Report only how many lines hold the word "values".

[start]

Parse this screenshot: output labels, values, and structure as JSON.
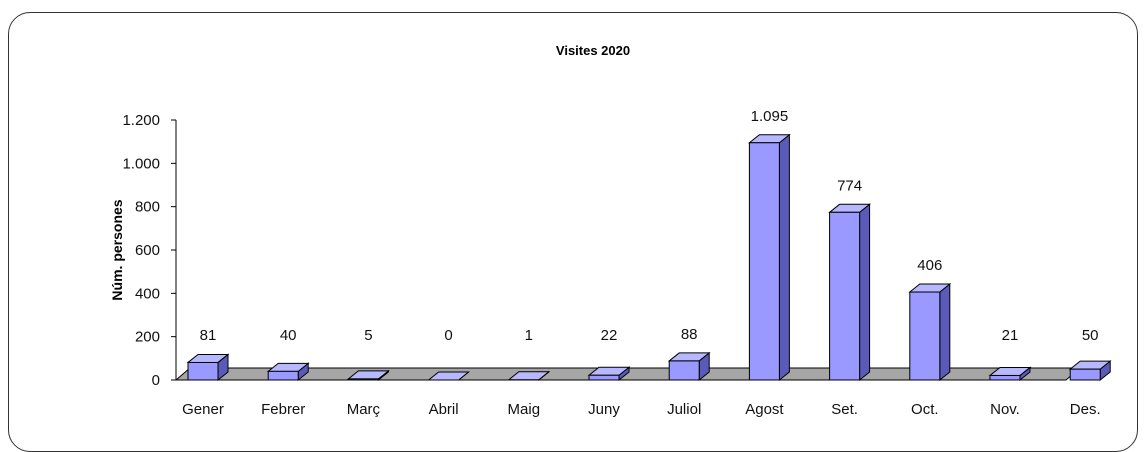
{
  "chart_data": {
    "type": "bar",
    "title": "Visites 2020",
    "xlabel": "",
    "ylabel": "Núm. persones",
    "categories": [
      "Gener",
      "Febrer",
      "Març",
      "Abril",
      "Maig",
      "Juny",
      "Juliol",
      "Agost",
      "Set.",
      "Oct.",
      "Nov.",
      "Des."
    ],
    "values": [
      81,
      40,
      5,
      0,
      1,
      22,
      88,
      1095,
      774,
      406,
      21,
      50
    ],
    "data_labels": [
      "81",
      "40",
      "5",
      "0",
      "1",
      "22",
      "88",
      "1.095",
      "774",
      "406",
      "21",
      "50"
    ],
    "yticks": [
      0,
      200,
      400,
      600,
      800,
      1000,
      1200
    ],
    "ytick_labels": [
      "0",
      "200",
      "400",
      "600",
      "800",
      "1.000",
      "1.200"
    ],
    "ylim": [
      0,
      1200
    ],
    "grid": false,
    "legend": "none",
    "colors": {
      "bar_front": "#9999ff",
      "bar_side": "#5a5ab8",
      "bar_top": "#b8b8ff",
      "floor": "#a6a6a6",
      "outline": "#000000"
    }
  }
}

[end]

* _Result of the exercise_
2